• Task description: Print every line of the entries below word for word, omitting the pictures.

---- Stored records

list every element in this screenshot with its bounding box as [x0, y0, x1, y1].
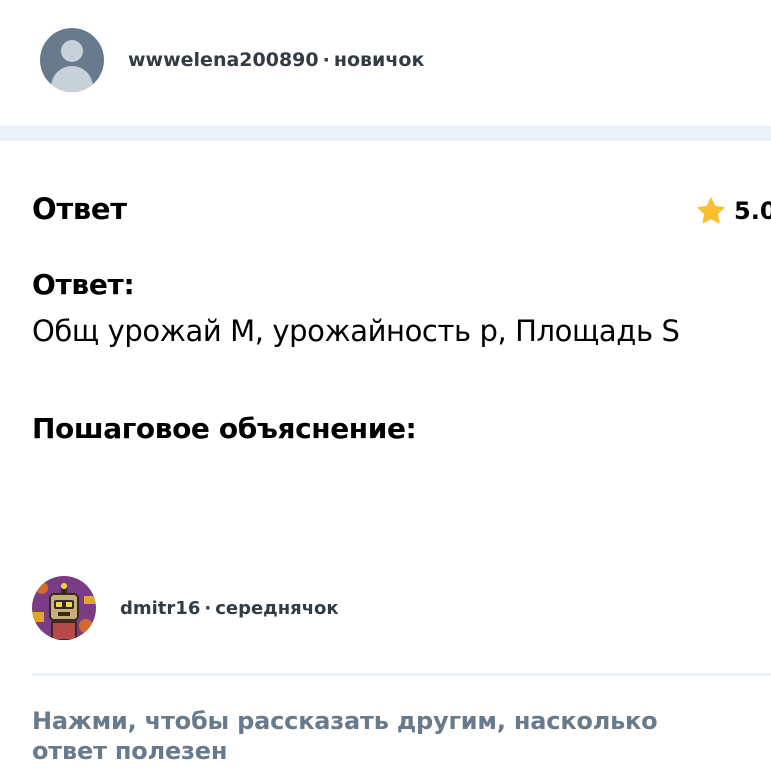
rate-usefulness-hint[interactable]: Нажми, чтобы рассказать другим, наскольк…	[32, 706, 732, 766]
question-author-rank: новичок	[333, 49, 425, 71]
answer-heading: Ответ	[32, 192, 127, 226]
robot-avatar[interactable]	[32, 576, 96, 640]
star-icon	[696, 196, 726, 226]
question-author-line: wwwelena200890 · новичок	[128, 49, 424, 71]
answer-label: Ответ:	[32, 268, 135, 301]
default-user-icon[interactable]	[40, 28, 104, 92]
answer-author-rank: середнячок	[215, 597, 339, 619]
footer-divider	[32, 673, 771, 676]
answer-text: Общ урожай M, урожайность p, Площадь S	[32, 314, 680, 348]
answer-page: wwwelena200890 · новичок Ответ 5.0 Ответ: …	[0, 0, 771, 772]
rating-value: 5.0	[734, 197, 771, 225]
answer-author-separator: ·	[204, 597, 212, 619]
answer-author-username[interactable]: dmitr16	[120, 598, 200, 619]
avatar-body-shape	[51, 66, 93, 92]
answer-author-line: dmitr16 · середнячок	[120, 598, 339, 619]
answer-author[interactable]: dmitr16 · середнячок	[32, 576, 339, 640]
answer-rating: 5.0	[696, 196, 771, 226]
question-author-username[interactable]: wwwelena200890	[128, 49, 319, 71]
section-divider	[0, 126, 771, 141]
question-author-separator: ·	[322, 49, 330, 71]
step-explanation-label: Пошаговое объяснение:	[32, 412, 417, 445]
question-author[interactable]: wwwelena200890 · новичок	[40, 28, 424, 92]
avatar-head-shape	[61, 40, 83, 62]
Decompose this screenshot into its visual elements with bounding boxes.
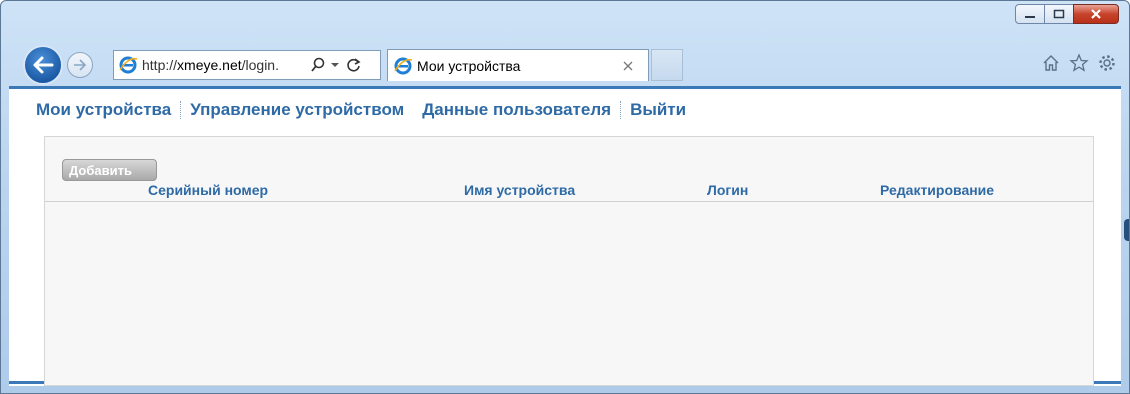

--------

• Answer in full:
list every element in this screenshot with its bounding box as [x0, y0, x1, y1].
rate-usefulness-hint[interactable]: Нажми, чтобы рассказать другим, наскольк…	[32, 706, 732, 766]
question-author-rank: новичок	[333, 49, 425, 71]
answer-heading: Ответ	[32, 192, 127, 226]
robot-avatar[interactable]	[32, 576, 96, 640]
star-icon	[696, 196, 726, 226]
question-author-line: wwwelena200890 · новичок	[128, 49, 424, 71]
answer-label: Ответ:	[32, 268, 135, 301]
default-user-icon[interactable]	[40, 28, 104, 92]
answer-author-rank: середнячок	[215, 597, 339, 619]
footer-divider	[32, 673, 771, 676]
answer-text: Общ урожай M, урожайность p, Площадь S	[32, 314, 680, 348]
answer-page: wwwelena200890 · новичок Ответ 5.0 Ответ: …	[0, 0, 771, 772]
rating-value: 5.0	[734, 197, 771, 225]
answer-author-separator: ·	[204, 597, 212, 619]
answer-author-username[interactable]: dmitr16	[120, 598, 200, 619]
avatar-body-shape	[51, 66, 93, 92]
answer-author-line: dmitr16 · середнячок	[120, 598, 339, 619]
answer-author[interactable]: dmitr16 · середнячок	[32, 576, 339, 640]
answer-rating: 5.0	[696, 196, 771, 226]
question-author-username[interactable]: wwwelena200890	[128, 49, 319, 71]
section-divider	[0, 126, 771, 141]
question-author-separator: ·	[322, 49, 330, 71]
step-explanation-label: Пошаговое объяснение:	[32, 412, 417, 445]
question-author[interactable]: wwwelena200890 · новичок	[40, 28, 424, 92]
avatar-head-shape	[61, 40, 83, 62]
Decompose this screenshot into its visual elements with bounding boxes.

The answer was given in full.